Data entries
>> START

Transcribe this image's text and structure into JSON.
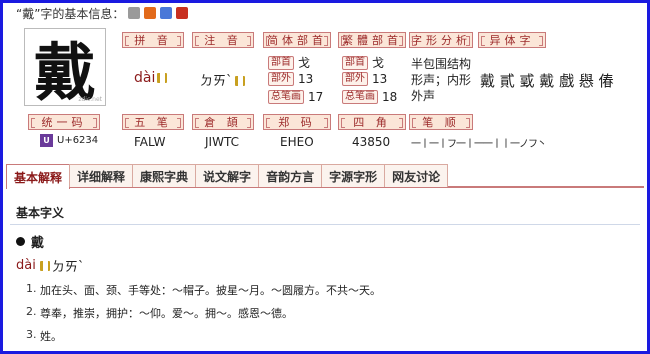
{
  "header": {
    "title": "“戴”字的基本信息：",
    "icons": [
      "print-icon",
      "simplified-icon",
      "traditional-icon",
      "mixed-icon"
    ]
  },
  "character": {
    "glyph": "戴",
    "watermark": "zdic.net"
  },
  "pinyin": {
    "label": "拼 音",
    "value": "dài"
  },
  "zhuyin": {
    "label": "注 音",
    "value": "ㄉㄞˋ"
  },
  "simplified_radical": {
    "label": "简体部首",
    "radical_tag": "部首",
    "radical": "戈",
    "outer_tag": "部外",
    "outer": "13",
    "total_tag": "总笔画",
    "total": "17"
  },
  "traditional_radical": {
    "label": "繁體部首",
    "radical_tag": "部首",
    "radical": "戈",
    "outer_tag": "部外",
    "outer": "13",
    "total_tag": "总笔画",
    "total": "18"
  },
  "structure": {
    "label": "字形分析",
    "line1": "半包围结构",
    "line2": "形声；内形",
    "line3": "外声"
  },
  "variants": {
    "label": "异体字",
    "value": "戴 貳 戜 戴 戲 㦛 偆"
  },
  "unicode": {
    "label": "统一码",
    "value": "U+6234"
  },
  "wubi": {
    "label": "五 笔",
    "value": "FALW"
  },
  "cangjie": {
    "label": "倉 頡",
    "value": "JIWTC"
  },
  "zhengma": {
    "label": "郑 码",
    "value": "EHEO"
  },
  "sijiao": {
    "label": "四 角",
    "value": "43850"
  },
  "bishun": {
    "label": "笔 顺",
    "value": "一丨一丨フ一丨一一丨丨一ノフ丶"
  },
  "tabs": [
    "基本解释",
    "详细解释",
    "康熙字典",
    "说文解字",
    "音韵方言",
    "字源字形",
    "网友讨论"
  ],
  "content": {
    "section_title": "基本字义",
    "entry_char": "戴",
    "reading_pinyin": "dài",
    "reading_zhuyin": "ㄉㄞˋ",
    "definitions": [
      {
        "n": "1.",
        "text": "加在头、面、颈、手等处：～帽子。披星～月。～圆履方。不共～天。"
      },
      {
        "n": "2.",
        "text": "尊奉，推崇，拥护：～仰。爱～。拥～。感恩～德。"
      },
      {
        "n": "3.",
        "text": "姓。"
      }
    ]
  }
}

>> END

__Task brief__
Except for the pictures, print the data above exactly.

__Answer to this problem__
Transcribe this image's text and structure into JSON.
{
  "header": {
    "title": "“戴”字的基本信息：",
    "icons": [
      "print-icon",
      "simplified-icon",
      "traditional-icon",
      "mixed-icon"
    ]
  },
  "character": {
    "glyph": "戴",
    "watermark": "zdic.net"
  },
  "pinyin": {
    "label": "拼 音",
    "value": "dài"
  },
  "zhuyin": {
    "label": "注 音",
    "value": "ㄉㄞˋ"
  },
  "simplified_radical": {
    "label": "简体部首",
    "radical_tag": "部首",
    "radical": "戈",
    "outer_tag": "部外",
    "outer": "13",
    "total_tag": "总笔画",
    "total": "17"
  },
  "traditional_radical": {
    "label": "繁體部首",
    "radical_tag": "部首",
    "radical": "戈",
    "outer_tag": "部外",
    "outer": "13",
    "total_tag": "总笔画",
    "total": "18"
  },
  "structure": {
    "label": "字形分析",
    "line1": "半包围结构",
    "line2": "形声；内形",
    "line3": "外声"
  },
  "variants": {
    "label": "异体字",
    "value": "戴 貳 戜 戴 戲 㦛 偆"
  },
  "unicode": {
    "label": "统一码",
    "value": "U+6234"
  },
  "wubi": {
    "label": "五 笔",
    "value": "FALW"
  },
  "cangjie": {
    "label": "倉 頡",
    "value": "JIWTC"
  },
  "zhengma": {
    "label": "郑 码",
    "value": "EHEO"
  },
  "sijiao": {
    "label": "四 角",
    "value": "43850"
  },
  "bishun": {
    "label": "笔 顺",
    "value": "一丨一丨フ一丨一一丨丨一ノフ丶"
  },
  "tabs": [
    "基本解释",
    "详细解释",
    "康熙字典",
    "说文解字",
    "音韵方言",
    "字源字形",
    "网友讨论"
  ],
  "content": {
    "section_title": "基本字义",
    "entry_char": "戴",
    "reading_pinyin": "dài",
    "reading_zhuyin": "ㄉㄞˋ",
    "definitions": [
      {
        "n": "1.",
        "text": "加在头、面、颈、手等处：～帽子。披星～月。～圆履方。不共～天。"
      },
      {
        "n": "2.",
        "text": "尊奉，推崇，拥护：～仰。爱～。拥～。感恩～德。"
      },
      {
        "n": "3.",
        "text": "姓。"
      }
    ]
  }
}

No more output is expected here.